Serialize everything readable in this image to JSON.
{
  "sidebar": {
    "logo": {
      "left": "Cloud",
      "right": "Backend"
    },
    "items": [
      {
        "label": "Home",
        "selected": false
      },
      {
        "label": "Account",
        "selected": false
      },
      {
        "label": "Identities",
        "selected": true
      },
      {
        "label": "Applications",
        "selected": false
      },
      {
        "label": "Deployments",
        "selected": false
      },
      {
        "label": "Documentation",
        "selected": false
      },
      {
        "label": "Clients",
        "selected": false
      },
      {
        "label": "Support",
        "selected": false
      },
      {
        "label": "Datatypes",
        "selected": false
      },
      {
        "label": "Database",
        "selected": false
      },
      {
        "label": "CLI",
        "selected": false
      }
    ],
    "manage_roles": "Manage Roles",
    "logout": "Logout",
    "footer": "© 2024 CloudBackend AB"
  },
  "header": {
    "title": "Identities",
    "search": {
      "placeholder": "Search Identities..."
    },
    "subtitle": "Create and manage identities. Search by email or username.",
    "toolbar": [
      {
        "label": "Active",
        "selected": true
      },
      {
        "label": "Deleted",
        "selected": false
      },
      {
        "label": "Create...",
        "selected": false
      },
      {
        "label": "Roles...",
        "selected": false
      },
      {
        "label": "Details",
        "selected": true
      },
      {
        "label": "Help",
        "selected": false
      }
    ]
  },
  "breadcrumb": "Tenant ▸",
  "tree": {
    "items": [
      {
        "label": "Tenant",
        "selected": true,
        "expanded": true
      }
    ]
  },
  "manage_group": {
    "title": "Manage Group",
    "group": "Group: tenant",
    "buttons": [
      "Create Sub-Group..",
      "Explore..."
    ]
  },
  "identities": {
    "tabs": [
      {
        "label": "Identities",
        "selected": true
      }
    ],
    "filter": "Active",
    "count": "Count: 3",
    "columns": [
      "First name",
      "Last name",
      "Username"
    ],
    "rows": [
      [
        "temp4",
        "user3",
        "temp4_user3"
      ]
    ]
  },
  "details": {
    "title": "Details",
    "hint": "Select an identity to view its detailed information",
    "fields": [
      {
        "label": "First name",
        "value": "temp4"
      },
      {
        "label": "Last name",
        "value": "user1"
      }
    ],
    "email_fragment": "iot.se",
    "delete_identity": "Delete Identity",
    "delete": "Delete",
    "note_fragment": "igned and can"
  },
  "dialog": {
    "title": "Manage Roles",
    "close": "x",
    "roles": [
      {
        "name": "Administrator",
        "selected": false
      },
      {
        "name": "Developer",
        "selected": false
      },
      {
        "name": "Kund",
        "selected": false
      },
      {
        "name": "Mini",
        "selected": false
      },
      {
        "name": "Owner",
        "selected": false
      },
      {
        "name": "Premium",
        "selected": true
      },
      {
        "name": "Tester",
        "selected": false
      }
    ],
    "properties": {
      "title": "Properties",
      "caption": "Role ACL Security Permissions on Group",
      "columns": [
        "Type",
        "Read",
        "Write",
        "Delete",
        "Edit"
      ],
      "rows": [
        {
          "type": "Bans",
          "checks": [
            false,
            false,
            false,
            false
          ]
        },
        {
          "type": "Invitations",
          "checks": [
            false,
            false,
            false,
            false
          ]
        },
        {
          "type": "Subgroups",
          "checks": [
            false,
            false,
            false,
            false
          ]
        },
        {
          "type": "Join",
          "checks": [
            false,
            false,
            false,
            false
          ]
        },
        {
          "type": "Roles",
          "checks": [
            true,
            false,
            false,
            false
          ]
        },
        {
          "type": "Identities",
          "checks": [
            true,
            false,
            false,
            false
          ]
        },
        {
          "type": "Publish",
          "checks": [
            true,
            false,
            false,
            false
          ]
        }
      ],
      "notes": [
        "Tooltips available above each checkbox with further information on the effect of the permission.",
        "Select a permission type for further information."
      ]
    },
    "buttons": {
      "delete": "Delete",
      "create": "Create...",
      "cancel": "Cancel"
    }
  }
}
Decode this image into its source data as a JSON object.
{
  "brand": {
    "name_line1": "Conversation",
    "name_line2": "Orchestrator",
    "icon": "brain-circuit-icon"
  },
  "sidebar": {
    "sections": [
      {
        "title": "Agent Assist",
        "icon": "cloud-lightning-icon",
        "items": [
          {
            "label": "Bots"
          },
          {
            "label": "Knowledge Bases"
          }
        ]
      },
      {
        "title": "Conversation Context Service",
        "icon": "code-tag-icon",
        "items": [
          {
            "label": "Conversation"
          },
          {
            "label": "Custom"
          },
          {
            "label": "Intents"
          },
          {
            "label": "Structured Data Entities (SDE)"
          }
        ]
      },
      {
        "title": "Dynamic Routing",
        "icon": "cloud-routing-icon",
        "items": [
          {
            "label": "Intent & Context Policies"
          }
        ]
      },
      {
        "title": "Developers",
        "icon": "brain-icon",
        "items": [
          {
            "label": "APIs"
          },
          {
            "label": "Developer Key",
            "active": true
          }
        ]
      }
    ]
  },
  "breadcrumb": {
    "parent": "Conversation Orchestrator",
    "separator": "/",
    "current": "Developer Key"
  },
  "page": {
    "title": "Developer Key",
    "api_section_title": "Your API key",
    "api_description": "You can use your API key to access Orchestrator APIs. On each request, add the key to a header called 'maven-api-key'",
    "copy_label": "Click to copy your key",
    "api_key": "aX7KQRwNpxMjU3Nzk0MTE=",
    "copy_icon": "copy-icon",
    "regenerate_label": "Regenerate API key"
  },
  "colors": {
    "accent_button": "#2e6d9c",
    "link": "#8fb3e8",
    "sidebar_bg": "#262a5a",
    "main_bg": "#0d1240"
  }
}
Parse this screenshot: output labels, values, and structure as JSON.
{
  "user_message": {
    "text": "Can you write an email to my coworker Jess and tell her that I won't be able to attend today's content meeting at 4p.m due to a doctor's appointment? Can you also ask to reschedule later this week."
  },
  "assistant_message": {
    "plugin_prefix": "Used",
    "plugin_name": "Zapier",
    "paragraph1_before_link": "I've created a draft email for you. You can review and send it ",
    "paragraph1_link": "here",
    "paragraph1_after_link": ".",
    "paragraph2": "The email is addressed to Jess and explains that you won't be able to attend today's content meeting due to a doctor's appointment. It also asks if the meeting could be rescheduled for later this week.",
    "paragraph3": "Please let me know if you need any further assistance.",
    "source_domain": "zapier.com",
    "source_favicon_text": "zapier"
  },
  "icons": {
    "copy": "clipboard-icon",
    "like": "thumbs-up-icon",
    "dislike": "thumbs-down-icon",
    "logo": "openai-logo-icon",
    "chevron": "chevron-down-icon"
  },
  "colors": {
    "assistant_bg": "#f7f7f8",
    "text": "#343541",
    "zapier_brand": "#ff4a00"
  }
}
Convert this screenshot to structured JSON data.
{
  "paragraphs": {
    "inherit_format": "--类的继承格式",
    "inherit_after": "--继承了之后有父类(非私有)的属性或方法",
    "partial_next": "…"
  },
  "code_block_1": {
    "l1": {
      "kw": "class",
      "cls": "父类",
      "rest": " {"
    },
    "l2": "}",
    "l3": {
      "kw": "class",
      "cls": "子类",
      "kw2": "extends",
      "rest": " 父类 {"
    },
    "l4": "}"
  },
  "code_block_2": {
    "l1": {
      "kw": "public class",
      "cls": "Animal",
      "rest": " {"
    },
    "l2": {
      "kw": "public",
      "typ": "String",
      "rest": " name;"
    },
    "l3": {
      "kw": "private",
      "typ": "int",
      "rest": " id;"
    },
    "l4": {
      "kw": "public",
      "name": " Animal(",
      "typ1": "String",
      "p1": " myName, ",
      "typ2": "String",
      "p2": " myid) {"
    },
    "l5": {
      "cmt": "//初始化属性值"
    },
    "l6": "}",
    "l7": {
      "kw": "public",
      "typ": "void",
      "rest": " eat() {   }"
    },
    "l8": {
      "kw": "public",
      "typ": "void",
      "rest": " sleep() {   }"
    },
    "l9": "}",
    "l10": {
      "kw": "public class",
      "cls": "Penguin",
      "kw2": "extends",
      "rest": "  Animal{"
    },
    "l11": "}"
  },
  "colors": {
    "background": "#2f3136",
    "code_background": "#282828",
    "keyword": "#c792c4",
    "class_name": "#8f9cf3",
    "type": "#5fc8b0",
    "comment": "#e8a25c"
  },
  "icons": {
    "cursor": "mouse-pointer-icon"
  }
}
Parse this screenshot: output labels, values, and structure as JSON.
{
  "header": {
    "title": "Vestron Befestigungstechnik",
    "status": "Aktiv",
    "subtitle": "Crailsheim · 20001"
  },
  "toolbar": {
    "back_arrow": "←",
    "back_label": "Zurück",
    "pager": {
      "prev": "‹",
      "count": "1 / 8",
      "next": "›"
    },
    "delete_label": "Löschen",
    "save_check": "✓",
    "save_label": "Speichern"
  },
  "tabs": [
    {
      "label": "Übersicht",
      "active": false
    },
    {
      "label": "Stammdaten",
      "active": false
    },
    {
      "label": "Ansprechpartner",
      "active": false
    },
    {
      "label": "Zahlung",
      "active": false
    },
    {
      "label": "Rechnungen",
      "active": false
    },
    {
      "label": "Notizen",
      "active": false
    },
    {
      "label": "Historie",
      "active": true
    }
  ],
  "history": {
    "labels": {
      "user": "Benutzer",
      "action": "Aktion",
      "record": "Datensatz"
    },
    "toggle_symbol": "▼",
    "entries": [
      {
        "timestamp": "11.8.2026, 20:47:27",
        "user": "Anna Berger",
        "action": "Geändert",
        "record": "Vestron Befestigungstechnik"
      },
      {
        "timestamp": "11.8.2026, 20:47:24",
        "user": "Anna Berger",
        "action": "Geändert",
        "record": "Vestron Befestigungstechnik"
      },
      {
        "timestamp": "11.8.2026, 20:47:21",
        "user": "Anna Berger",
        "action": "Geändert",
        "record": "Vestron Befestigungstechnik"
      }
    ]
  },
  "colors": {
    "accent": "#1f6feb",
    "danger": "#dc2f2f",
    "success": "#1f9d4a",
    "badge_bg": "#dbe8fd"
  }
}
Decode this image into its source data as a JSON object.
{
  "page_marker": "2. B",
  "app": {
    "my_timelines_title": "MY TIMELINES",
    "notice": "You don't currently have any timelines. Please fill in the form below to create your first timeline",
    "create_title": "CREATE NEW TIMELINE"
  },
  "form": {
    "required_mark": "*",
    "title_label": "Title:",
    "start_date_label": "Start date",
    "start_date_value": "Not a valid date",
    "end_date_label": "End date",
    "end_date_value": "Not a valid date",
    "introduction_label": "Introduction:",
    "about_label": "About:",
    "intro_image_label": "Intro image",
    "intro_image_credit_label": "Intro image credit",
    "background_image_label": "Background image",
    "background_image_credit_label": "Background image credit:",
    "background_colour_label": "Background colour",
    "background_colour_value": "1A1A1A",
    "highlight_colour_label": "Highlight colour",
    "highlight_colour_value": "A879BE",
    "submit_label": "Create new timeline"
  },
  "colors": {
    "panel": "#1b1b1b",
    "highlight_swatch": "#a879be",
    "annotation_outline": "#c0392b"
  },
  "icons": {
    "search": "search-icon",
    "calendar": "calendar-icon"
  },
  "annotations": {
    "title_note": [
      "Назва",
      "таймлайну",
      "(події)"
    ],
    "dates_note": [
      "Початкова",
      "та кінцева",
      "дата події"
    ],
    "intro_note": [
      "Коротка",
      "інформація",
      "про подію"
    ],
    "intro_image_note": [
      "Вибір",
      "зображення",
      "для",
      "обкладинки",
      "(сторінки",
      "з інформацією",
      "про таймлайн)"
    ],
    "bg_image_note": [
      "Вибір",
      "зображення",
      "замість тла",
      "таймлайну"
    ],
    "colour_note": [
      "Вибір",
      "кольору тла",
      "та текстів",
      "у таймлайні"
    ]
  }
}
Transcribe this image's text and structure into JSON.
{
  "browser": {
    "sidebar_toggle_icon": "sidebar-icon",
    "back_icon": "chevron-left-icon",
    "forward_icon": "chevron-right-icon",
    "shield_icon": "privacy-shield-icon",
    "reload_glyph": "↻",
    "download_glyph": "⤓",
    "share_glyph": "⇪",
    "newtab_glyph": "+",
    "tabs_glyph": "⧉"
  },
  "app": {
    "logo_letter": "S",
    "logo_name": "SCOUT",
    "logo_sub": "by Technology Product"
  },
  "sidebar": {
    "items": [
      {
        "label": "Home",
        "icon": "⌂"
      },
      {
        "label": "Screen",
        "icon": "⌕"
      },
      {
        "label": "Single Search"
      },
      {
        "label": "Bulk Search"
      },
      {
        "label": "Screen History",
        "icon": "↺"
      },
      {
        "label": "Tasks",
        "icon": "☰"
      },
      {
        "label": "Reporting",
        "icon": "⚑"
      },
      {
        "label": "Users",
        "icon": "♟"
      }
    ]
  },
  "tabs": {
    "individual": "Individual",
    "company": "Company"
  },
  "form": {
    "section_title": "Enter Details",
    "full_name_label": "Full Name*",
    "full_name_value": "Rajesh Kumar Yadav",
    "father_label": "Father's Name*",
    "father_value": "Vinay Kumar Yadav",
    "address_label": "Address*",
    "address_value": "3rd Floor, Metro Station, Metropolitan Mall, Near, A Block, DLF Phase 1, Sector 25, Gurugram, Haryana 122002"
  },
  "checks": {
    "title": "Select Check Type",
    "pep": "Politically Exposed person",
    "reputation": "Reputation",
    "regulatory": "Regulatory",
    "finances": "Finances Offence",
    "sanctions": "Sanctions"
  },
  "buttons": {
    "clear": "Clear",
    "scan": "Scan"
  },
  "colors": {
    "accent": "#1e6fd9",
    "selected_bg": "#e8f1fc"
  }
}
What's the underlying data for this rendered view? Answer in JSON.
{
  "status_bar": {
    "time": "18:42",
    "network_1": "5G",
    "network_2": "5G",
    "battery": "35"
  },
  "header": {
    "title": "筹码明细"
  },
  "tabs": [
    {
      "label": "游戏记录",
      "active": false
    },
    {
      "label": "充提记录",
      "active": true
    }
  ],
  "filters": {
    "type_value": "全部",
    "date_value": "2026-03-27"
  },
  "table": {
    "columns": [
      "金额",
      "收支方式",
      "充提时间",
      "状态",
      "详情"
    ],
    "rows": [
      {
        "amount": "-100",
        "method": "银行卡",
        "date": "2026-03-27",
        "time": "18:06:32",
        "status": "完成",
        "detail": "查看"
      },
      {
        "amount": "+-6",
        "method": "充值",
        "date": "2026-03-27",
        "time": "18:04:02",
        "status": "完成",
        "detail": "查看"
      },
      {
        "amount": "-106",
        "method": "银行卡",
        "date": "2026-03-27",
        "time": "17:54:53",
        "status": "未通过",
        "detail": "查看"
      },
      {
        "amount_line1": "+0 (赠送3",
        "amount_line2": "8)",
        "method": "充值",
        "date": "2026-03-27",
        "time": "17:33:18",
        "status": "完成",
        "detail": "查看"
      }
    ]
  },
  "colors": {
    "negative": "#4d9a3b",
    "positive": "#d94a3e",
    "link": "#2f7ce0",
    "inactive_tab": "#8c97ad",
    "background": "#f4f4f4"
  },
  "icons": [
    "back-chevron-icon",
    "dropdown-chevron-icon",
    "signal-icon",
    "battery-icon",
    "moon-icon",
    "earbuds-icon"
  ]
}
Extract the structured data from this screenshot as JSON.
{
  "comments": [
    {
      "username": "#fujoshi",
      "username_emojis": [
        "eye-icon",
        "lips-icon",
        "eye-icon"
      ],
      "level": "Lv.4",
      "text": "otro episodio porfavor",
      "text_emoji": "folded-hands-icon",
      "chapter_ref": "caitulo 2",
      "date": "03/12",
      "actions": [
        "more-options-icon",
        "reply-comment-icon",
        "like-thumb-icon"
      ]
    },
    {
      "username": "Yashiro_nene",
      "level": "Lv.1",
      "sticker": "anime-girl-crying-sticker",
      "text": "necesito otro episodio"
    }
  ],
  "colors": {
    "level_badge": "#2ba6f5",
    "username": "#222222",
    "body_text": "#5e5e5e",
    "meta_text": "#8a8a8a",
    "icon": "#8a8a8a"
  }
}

******************************

> _To do_:
Search the records for the string "otro" and return every line in which it occurs.

> _Written response_:
      "text": "otro episodio porfavor",
      "text": "necesito otro episodio"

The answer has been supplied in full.